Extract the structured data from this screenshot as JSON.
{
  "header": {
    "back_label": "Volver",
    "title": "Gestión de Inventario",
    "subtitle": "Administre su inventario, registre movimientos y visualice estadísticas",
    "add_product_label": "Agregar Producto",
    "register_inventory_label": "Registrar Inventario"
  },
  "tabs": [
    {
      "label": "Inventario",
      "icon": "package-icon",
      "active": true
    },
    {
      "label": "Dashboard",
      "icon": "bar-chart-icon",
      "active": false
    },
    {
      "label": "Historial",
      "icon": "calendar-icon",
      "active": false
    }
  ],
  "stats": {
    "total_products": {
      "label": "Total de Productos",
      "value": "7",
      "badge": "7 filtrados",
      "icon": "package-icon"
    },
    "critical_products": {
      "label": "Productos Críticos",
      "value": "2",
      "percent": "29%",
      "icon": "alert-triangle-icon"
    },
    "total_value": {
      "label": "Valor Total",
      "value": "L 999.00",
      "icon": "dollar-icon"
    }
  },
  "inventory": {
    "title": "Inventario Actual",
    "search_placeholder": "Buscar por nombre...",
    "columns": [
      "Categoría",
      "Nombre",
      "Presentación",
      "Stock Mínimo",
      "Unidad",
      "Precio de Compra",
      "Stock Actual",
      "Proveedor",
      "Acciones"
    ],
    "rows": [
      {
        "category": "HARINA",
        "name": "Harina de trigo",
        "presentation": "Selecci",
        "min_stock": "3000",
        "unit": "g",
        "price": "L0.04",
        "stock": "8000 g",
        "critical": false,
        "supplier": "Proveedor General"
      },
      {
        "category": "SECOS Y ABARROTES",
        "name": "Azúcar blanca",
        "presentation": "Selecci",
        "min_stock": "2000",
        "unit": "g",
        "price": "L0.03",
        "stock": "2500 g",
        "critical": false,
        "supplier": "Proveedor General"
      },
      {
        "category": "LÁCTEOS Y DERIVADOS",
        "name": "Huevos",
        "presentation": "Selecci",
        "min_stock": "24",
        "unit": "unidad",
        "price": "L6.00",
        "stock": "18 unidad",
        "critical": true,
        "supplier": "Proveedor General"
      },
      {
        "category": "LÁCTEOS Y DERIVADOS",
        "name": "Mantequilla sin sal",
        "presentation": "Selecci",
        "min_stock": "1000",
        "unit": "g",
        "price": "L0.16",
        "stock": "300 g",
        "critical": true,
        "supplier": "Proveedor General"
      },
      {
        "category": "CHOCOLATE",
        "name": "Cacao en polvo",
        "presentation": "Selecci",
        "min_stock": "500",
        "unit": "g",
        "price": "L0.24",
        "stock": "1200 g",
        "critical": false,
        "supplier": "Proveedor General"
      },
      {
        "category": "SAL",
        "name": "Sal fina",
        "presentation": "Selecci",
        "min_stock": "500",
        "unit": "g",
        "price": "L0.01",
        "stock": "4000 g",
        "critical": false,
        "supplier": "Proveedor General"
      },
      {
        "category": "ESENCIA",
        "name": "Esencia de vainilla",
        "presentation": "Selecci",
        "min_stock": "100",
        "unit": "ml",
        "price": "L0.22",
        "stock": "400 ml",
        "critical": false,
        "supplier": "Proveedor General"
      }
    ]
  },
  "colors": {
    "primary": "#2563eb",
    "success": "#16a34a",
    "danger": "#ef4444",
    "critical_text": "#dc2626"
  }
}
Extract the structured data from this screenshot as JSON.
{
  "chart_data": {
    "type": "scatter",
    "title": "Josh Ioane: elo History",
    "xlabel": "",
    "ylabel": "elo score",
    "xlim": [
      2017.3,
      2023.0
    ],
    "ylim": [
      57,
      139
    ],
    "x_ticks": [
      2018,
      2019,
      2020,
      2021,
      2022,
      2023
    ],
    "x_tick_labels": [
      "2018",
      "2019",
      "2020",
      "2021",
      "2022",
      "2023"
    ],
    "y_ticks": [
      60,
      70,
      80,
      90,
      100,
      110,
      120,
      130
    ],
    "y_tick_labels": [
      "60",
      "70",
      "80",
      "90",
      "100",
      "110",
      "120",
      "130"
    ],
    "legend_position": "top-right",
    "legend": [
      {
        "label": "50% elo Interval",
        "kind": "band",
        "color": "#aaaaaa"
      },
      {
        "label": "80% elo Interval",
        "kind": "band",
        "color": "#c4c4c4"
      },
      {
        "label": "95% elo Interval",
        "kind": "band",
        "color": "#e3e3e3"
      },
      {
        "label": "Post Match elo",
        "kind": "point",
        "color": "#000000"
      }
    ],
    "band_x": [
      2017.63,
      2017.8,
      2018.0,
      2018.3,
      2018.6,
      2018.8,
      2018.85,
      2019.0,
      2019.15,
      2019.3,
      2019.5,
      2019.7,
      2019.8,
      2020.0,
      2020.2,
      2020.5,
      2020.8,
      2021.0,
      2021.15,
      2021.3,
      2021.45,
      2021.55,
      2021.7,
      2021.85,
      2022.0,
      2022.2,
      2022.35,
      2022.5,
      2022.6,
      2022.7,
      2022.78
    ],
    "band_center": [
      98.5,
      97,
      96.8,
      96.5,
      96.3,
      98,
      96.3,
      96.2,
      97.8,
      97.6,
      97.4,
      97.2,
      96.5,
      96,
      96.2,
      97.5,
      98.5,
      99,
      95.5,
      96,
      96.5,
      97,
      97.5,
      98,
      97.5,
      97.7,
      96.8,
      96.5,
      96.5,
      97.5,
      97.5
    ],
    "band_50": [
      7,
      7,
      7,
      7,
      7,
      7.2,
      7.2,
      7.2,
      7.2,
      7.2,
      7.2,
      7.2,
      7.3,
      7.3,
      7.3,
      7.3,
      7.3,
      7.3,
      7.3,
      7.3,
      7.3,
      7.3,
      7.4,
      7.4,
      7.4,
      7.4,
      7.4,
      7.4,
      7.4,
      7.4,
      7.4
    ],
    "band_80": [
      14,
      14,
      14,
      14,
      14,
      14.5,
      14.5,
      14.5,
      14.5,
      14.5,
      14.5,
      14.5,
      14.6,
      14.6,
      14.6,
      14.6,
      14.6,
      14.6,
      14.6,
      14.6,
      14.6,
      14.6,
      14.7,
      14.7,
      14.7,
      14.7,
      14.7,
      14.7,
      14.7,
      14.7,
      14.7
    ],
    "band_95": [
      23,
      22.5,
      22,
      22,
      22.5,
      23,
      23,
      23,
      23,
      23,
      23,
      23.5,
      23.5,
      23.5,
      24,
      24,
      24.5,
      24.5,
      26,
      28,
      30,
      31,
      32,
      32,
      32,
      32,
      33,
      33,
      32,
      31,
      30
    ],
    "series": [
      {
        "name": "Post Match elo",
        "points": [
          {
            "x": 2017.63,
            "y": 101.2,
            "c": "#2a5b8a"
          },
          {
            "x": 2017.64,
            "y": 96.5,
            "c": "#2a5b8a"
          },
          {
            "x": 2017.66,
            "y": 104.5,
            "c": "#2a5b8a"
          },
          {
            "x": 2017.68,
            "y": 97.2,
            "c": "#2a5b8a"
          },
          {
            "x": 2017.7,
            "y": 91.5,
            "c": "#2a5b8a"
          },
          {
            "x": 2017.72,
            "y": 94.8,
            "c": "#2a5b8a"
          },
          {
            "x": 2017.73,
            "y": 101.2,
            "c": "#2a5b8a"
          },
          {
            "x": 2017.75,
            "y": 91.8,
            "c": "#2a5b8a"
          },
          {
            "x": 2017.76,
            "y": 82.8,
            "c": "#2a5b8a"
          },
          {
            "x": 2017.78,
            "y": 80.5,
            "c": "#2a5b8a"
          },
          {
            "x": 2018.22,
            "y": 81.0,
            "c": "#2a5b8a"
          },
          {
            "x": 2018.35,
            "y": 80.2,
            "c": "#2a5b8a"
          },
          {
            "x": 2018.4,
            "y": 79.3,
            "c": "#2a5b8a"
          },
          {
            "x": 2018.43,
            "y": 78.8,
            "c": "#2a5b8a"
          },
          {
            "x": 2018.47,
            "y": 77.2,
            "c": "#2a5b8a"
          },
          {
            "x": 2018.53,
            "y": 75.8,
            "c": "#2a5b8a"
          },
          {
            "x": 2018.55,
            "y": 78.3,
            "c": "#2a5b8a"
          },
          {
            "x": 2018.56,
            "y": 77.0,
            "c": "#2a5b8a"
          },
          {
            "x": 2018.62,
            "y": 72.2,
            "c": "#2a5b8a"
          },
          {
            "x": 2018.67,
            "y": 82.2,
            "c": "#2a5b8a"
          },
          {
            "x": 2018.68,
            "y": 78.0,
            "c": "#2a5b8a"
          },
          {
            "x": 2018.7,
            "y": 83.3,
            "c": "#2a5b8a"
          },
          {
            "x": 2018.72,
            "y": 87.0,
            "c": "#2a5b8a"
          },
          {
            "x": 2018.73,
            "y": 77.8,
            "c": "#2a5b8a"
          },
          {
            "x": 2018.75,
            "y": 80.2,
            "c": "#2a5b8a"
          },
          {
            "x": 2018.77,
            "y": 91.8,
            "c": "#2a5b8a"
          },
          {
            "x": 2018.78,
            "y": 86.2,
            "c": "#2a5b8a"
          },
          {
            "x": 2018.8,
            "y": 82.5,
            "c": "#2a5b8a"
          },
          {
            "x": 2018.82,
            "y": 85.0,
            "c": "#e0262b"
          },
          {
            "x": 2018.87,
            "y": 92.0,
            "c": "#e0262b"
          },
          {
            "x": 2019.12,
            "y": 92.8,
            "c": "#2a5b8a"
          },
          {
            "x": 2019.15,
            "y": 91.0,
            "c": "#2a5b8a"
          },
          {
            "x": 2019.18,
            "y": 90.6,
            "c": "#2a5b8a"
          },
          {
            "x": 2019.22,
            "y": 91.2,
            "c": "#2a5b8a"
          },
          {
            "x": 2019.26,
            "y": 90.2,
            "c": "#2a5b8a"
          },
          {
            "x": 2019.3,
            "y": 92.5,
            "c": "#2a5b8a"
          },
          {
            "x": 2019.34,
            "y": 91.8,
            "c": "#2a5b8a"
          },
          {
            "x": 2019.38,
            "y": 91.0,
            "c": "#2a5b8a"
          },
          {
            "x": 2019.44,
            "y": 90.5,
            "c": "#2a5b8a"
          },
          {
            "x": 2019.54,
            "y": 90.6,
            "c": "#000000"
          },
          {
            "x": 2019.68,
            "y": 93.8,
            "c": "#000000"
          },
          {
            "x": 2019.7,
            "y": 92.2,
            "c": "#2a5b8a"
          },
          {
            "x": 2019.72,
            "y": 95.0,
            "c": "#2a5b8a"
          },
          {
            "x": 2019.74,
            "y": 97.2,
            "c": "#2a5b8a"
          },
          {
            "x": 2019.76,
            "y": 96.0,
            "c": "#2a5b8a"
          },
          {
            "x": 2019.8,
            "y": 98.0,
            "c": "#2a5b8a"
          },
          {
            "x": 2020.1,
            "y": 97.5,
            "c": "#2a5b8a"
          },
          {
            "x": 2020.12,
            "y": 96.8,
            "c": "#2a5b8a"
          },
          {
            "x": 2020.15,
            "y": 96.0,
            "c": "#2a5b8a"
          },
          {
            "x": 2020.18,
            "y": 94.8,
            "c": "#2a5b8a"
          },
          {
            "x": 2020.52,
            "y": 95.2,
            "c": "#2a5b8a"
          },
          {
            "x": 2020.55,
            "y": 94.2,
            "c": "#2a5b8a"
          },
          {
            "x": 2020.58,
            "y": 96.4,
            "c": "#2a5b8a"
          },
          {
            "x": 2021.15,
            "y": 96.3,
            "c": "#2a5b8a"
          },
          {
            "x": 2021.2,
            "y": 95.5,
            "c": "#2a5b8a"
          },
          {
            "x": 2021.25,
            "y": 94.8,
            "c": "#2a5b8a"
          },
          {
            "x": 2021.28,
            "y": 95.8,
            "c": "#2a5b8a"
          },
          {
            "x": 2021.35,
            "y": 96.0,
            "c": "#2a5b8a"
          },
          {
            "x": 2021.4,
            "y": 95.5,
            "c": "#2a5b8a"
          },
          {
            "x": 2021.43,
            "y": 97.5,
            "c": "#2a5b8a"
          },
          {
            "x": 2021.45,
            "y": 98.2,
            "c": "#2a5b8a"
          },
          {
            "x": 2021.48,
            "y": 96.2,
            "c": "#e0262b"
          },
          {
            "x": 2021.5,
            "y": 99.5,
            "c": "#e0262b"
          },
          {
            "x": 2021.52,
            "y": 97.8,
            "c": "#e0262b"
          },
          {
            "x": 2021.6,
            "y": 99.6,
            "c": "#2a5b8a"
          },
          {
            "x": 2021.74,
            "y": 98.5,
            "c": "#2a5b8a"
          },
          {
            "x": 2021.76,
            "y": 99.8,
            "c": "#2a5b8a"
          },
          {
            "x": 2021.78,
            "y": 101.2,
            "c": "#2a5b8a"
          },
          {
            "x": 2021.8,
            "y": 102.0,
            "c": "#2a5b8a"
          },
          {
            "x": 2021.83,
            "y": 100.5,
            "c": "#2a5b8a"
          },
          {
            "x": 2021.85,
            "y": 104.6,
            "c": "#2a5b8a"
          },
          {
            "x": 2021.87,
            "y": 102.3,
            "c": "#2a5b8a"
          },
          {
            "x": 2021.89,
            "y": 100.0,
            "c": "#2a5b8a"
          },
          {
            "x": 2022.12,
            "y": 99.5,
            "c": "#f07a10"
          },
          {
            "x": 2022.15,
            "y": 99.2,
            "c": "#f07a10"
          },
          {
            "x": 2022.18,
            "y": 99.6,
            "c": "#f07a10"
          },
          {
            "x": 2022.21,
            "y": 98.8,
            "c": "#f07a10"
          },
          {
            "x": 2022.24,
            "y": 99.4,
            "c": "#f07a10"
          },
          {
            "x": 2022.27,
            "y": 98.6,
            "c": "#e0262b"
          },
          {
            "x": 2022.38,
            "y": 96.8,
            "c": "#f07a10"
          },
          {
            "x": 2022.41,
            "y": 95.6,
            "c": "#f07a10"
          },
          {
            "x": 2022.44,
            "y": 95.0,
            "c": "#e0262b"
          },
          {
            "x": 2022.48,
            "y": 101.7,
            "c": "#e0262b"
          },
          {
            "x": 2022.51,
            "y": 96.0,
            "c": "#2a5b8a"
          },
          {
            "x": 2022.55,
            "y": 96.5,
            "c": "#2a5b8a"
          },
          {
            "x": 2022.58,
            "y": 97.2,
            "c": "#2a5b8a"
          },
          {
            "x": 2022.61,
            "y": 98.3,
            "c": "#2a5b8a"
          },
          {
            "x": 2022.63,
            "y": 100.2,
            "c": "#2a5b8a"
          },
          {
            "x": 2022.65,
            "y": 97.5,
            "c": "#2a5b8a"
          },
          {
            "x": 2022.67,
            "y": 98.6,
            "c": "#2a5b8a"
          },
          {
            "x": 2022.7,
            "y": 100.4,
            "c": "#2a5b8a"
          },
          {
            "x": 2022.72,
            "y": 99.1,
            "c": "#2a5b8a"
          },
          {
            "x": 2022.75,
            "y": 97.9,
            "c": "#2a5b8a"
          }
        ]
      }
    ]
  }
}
==================================================
**Prompt**
Go through the entries above and pull out each line with "Productos" in it.

**Worked solution**
      "label": "Total de Productos",
      "label": "Productos Críticos",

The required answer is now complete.